• Challenge:
Every line of the data that contains the string "from" must be copied.

>>>

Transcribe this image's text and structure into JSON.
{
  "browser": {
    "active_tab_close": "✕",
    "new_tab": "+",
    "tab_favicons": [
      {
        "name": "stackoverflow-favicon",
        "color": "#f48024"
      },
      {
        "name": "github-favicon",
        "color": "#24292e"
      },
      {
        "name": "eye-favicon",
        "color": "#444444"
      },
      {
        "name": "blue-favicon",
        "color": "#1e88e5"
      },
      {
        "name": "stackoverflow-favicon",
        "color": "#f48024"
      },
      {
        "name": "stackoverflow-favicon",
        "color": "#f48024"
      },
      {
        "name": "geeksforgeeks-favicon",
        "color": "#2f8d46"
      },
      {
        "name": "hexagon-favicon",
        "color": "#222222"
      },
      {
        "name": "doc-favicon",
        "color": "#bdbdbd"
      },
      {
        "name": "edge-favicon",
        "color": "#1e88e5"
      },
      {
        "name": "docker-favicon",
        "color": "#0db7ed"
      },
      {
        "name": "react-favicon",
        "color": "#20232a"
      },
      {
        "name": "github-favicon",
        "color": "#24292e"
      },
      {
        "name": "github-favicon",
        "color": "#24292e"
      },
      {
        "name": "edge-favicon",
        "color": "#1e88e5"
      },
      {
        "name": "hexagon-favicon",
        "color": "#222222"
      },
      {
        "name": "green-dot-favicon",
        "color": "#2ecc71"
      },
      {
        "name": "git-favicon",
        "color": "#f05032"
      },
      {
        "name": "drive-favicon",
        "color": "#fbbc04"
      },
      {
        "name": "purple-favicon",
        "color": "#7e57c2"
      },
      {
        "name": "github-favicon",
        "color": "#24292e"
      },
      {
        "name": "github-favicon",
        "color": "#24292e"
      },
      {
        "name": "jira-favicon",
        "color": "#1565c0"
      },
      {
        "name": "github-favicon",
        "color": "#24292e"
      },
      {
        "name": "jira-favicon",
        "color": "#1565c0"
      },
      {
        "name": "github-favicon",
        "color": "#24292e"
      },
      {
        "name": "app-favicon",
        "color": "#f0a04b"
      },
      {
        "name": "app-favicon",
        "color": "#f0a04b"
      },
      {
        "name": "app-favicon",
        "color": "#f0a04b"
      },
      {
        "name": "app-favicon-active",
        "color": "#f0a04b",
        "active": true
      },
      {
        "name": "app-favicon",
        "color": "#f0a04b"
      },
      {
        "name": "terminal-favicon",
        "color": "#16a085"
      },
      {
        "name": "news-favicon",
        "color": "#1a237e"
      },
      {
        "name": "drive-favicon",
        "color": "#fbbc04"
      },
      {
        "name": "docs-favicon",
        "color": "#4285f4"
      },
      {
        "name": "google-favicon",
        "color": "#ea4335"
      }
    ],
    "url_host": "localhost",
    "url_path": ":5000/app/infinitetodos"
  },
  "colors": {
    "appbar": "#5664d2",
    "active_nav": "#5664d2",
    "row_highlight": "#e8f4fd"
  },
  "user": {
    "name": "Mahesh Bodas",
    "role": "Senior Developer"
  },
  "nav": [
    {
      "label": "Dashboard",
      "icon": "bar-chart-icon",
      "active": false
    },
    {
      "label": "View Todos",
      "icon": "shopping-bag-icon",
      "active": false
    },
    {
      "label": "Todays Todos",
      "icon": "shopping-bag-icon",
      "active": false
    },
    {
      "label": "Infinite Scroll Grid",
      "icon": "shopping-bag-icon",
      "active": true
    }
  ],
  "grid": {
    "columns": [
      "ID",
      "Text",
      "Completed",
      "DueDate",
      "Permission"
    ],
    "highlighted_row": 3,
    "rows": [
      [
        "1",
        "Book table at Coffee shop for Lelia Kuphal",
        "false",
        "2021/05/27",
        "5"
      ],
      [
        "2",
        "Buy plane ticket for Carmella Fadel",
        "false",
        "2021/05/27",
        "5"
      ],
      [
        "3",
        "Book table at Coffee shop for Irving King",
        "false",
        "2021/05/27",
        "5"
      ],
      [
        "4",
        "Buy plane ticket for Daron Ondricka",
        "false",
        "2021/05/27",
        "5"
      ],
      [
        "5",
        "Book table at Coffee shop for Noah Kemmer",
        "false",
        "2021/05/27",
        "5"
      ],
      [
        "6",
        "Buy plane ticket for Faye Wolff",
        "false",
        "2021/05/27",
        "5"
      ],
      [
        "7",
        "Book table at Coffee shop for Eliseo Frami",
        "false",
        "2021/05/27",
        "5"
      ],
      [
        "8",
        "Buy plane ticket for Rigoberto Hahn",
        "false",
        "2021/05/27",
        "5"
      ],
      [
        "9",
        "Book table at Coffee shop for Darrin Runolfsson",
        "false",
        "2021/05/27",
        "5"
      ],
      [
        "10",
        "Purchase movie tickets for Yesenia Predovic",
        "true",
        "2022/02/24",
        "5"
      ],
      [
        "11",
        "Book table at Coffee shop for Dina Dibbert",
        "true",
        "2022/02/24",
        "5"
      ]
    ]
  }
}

<<<
>>>

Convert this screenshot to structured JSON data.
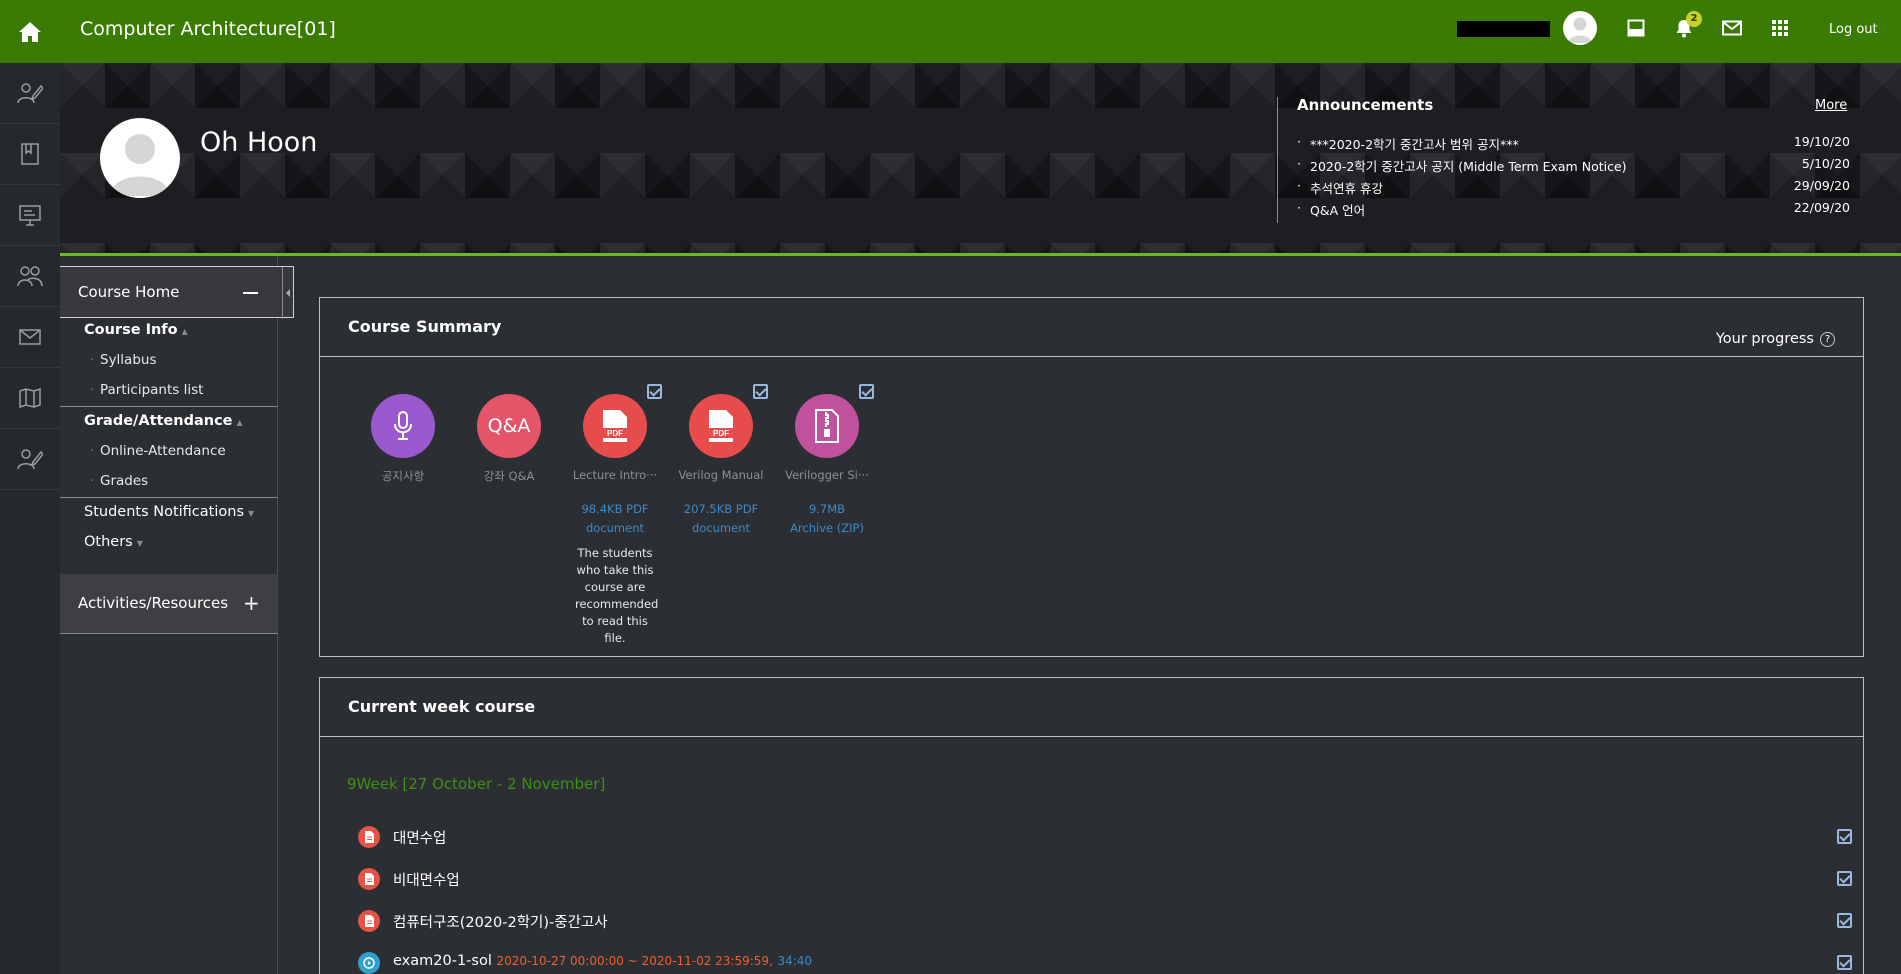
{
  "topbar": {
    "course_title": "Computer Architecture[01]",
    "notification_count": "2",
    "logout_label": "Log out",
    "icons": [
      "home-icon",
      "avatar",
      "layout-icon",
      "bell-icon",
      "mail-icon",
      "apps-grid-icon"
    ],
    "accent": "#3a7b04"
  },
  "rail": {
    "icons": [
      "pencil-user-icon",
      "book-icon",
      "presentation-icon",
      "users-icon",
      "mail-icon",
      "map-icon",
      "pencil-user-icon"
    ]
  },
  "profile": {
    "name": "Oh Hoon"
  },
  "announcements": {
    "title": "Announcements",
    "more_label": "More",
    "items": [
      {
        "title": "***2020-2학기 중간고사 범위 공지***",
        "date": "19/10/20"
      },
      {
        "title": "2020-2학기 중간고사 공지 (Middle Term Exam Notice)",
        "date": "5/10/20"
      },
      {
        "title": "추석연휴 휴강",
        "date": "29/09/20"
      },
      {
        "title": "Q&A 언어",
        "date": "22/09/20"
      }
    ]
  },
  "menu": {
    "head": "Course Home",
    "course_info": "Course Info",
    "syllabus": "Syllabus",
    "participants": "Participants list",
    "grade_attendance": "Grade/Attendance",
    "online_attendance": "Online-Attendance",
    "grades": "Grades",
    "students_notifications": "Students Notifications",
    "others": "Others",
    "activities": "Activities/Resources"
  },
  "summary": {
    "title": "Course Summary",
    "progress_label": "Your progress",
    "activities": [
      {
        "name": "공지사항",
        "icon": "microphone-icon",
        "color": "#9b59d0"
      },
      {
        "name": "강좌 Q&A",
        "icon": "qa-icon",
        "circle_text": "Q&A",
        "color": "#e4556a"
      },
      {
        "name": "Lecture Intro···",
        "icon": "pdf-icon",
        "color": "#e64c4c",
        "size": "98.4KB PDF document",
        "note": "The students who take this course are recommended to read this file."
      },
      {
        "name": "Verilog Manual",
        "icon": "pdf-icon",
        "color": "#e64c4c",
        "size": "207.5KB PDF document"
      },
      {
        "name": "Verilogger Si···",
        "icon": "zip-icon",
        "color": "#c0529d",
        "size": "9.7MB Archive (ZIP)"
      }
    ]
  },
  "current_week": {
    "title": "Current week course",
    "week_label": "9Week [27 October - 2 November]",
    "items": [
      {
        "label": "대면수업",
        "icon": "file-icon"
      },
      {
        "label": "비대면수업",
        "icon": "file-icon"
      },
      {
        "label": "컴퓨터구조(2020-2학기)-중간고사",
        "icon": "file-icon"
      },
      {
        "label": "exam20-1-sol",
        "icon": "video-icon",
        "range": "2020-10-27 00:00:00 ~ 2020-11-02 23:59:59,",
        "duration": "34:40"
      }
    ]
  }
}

<<<
>>>

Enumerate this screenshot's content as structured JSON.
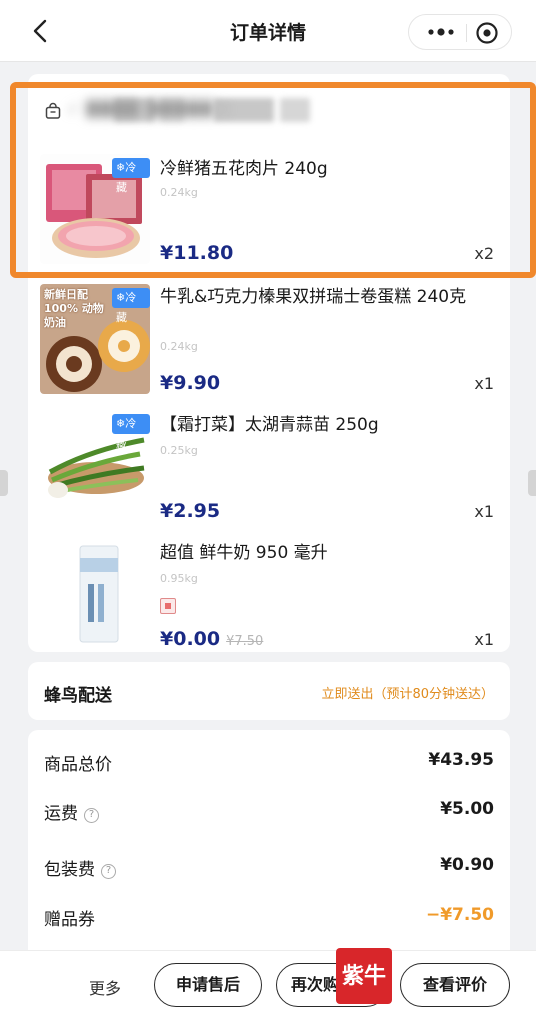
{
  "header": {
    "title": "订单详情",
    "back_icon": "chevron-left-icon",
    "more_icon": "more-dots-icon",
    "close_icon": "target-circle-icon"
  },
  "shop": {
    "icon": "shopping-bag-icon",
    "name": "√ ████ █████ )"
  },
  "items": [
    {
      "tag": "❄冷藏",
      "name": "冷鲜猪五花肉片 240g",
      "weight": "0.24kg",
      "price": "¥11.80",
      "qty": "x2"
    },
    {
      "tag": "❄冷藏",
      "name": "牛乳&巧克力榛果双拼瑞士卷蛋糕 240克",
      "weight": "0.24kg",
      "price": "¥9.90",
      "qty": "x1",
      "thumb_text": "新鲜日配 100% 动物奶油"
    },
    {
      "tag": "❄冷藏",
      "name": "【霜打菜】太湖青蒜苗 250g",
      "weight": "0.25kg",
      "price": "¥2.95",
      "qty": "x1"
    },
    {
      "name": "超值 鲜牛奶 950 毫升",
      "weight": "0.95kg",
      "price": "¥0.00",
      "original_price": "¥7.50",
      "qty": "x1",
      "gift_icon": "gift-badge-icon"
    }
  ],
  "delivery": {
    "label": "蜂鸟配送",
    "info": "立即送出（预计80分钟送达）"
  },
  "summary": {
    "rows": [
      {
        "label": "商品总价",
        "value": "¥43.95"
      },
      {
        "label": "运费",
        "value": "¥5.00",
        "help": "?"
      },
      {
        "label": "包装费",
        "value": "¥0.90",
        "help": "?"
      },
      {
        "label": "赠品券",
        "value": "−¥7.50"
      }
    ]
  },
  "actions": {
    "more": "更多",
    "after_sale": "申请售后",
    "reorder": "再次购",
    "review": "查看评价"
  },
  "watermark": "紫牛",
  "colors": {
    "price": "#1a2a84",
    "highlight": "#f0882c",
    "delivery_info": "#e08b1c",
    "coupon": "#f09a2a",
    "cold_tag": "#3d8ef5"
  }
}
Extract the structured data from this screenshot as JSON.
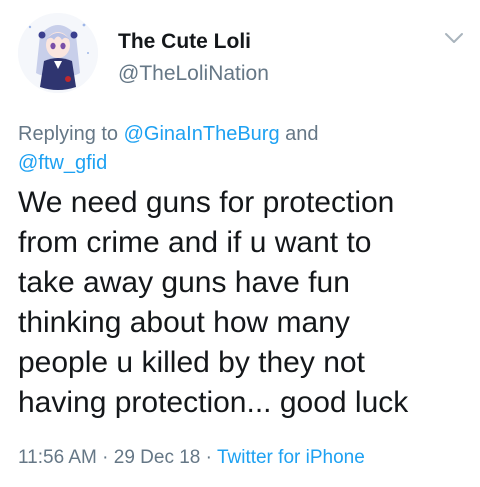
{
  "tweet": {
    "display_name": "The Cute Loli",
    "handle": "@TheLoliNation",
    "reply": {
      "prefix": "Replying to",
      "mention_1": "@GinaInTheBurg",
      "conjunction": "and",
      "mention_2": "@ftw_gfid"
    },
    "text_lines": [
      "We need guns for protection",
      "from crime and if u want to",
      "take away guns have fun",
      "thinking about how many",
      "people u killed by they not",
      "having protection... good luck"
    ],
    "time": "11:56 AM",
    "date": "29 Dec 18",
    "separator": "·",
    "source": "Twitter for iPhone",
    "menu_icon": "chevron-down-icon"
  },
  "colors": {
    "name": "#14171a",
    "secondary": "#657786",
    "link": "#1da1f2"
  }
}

<<<

• Solution:
Extract the structured data from this screenshot as JSON.
      "from crime and if u want to",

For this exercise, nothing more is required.